* PROBLEM DETAILS *
Gather the lines that hold the string "创历史同期新高".

### SUPPLIED MATERIAL

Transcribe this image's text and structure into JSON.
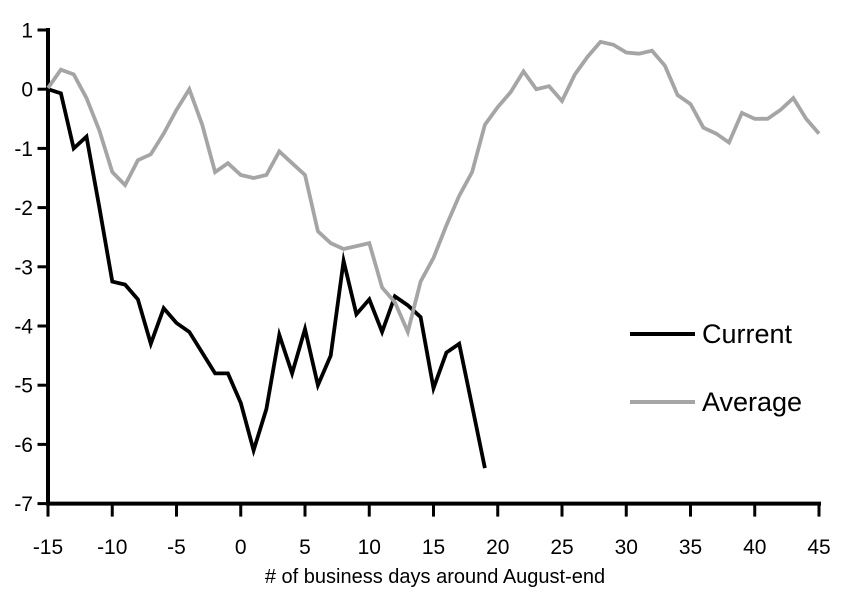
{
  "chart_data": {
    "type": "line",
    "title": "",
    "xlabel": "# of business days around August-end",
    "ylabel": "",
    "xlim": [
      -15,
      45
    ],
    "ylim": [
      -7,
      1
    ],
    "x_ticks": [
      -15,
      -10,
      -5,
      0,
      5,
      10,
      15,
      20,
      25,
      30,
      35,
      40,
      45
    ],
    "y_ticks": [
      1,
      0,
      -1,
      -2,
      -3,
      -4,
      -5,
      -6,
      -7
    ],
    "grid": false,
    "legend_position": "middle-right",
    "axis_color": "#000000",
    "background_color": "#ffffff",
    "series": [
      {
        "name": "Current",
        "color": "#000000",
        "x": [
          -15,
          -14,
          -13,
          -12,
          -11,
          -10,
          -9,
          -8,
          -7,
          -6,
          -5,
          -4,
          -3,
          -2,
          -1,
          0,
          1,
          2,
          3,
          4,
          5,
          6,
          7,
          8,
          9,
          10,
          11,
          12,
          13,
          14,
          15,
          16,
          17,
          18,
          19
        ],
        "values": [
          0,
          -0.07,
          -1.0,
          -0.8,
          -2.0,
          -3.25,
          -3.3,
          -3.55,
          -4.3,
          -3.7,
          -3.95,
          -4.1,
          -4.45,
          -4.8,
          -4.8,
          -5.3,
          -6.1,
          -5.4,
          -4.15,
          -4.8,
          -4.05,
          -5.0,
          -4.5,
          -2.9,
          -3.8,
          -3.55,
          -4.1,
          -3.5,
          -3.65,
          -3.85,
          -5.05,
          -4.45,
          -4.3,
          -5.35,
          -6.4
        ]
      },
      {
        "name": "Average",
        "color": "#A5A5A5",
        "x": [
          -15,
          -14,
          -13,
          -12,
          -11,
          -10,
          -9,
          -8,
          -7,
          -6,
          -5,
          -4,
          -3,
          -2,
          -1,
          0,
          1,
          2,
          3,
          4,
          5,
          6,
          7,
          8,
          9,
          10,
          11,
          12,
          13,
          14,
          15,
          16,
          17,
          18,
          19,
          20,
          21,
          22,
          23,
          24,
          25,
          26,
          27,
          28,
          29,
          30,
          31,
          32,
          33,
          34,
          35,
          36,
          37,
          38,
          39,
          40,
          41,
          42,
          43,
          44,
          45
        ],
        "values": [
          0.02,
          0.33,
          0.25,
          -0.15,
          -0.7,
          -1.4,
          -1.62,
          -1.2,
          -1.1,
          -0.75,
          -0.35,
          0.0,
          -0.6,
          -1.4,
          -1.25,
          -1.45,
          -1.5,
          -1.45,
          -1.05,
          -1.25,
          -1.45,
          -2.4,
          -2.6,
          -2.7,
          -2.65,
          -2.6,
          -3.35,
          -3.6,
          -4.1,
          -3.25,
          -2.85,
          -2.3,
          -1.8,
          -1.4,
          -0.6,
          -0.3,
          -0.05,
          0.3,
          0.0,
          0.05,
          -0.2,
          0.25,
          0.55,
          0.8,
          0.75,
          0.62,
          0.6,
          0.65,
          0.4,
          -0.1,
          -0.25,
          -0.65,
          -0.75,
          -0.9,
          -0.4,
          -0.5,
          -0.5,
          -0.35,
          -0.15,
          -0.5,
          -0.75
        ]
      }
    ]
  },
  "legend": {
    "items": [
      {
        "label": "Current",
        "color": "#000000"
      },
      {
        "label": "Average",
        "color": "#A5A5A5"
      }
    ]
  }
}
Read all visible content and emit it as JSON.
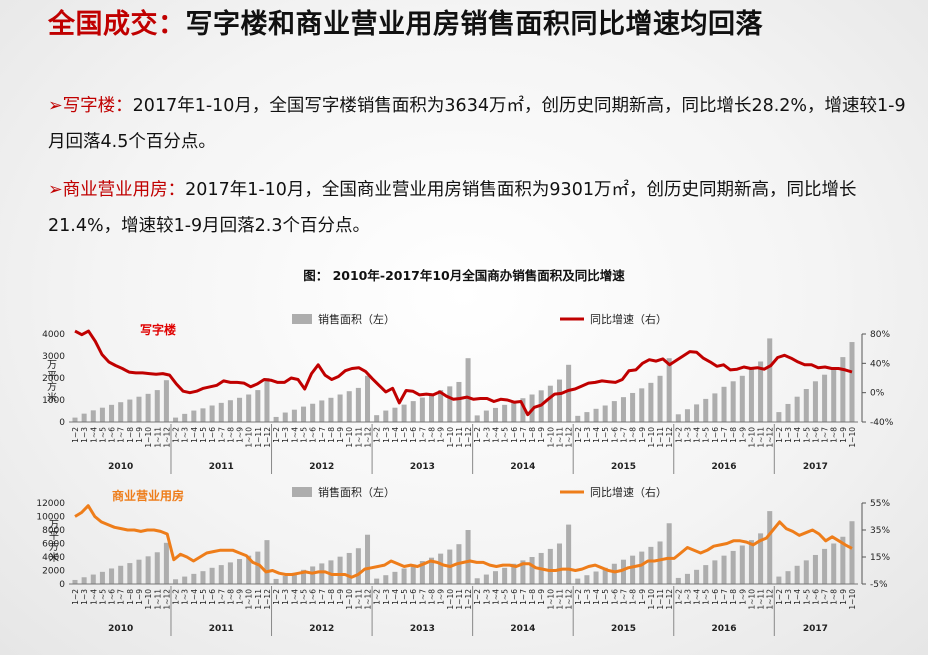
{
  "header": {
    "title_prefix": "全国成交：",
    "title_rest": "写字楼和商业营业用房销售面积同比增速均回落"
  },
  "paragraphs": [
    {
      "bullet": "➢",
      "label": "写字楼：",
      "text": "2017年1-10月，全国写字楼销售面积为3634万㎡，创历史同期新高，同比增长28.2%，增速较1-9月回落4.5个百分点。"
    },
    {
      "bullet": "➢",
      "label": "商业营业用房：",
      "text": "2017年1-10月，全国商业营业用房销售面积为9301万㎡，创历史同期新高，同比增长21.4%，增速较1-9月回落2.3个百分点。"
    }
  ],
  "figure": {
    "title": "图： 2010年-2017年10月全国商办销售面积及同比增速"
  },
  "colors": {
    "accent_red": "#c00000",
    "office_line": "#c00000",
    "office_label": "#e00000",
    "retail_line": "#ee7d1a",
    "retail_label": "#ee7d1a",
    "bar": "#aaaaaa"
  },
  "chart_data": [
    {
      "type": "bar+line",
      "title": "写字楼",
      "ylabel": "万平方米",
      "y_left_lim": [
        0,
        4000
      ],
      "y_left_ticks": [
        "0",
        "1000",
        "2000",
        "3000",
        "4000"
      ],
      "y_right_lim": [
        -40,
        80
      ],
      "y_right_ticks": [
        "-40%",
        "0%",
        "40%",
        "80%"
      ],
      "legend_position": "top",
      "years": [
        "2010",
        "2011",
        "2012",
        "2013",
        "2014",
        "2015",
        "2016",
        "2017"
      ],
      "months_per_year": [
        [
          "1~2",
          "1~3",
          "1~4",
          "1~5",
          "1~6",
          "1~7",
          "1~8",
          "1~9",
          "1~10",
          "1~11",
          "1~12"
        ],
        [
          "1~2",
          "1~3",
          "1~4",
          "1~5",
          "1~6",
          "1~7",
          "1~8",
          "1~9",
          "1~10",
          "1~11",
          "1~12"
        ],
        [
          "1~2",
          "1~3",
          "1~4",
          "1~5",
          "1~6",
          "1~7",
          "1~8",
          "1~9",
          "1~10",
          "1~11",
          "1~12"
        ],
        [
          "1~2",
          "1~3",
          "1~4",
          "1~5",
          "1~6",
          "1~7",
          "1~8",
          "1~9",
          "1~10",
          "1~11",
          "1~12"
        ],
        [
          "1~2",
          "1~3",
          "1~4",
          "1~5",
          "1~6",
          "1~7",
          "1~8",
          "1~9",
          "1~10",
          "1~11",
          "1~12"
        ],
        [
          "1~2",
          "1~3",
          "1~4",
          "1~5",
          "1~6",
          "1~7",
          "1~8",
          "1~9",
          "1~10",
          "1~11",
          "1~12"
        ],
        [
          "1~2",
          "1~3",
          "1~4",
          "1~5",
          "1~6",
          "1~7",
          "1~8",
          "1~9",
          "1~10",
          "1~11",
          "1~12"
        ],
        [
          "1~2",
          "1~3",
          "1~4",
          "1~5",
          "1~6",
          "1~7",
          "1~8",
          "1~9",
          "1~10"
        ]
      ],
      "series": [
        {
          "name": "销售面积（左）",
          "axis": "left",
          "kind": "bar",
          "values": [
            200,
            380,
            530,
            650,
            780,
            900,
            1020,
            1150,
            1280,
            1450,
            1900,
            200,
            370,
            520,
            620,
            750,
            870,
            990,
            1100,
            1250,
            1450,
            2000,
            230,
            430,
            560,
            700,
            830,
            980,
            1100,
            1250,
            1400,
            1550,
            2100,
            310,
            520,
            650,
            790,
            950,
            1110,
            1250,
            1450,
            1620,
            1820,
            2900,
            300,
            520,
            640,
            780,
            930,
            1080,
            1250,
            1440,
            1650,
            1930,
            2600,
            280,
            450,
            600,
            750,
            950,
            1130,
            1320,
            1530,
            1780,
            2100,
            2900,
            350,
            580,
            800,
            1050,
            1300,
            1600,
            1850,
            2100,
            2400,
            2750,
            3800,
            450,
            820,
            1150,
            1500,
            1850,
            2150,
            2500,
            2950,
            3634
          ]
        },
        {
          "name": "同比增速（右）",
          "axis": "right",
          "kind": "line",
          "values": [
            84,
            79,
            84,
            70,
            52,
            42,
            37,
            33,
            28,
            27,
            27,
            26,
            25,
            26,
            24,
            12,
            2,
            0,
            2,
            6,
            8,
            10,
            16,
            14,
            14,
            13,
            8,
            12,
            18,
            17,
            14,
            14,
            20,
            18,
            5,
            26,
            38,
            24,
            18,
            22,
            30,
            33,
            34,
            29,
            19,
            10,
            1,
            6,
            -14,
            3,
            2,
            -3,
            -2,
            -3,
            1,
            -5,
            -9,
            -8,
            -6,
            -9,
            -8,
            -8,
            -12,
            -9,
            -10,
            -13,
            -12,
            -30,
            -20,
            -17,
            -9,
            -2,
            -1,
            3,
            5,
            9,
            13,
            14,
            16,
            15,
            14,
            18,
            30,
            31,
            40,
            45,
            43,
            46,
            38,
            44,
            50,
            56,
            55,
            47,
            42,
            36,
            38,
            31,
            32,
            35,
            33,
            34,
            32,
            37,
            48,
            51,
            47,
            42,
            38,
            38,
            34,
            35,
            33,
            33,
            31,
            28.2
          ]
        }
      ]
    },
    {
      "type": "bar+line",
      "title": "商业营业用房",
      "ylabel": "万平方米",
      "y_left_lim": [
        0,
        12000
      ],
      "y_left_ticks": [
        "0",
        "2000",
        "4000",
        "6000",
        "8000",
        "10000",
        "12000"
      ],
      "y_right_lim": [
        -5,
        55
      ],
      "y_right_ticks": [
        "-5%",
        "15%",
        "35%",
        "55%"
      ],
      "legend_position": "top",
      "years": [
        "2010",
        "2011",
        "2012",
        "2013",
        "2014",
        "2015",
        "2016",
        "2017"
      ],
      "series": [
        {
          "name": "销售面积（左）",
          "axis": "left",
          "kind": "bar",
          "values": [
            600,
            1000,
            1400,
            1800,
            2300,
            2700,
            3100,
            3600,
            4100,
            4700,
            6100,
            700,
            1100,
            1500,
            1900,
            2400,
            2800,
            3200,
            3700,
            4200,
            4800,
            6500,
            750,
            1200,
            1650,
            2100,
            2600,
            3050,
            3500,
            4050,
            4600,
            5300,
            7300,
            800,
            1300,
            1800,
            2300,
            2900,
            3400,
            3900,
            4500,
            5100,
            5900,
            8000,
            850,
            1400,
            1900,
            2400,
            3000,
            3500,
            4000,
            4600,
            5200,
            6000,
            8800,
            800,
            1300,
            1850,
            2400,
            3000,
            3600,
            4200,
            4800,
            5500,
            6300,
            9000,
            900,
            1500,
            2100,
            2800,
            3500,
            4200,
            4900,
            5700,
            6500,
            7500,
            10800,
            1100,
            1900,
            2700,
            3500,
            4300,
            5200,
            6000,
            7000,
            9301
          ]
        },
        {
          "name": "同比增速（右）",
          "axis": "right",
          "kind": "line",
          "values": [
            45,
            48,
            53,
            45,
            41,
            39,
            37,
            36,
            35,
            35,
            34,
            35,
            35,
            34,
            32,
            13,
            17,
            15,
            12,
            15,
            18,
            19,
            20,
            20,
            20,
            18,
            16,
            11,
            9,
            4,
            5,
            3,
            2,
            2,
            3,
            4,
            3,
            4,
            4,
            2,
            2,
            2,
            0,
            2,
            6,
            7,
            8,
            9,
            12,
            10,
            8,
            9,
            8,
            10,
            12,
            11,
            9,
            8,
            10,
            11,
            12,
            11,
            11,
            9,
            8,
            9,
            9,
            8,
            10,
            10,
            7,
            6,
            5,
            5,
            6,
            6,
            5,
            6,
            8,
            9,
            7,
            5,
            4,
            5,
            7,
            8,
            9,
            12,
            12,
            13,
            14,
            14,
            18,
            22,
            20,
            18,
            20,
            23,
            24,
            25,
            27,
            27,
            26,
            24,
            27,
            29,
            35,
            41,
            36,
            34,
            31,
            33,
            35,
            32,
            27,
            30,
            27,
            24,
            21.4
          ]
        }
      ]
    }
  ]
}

######

* FULL OUTPUT *
      "text": "2017年1-10月，全国写字楼销售面积为3634万㎡，创历史同期新高，同比增长28.2%，增速较1-9月回落4.5个百分点。"
      "text": "2017年1-10月，全国商业营业用房销售面积为9301万㎡，创历史同期新高，同比增长21.4%，增速较1-9月回落2.3个百分点。"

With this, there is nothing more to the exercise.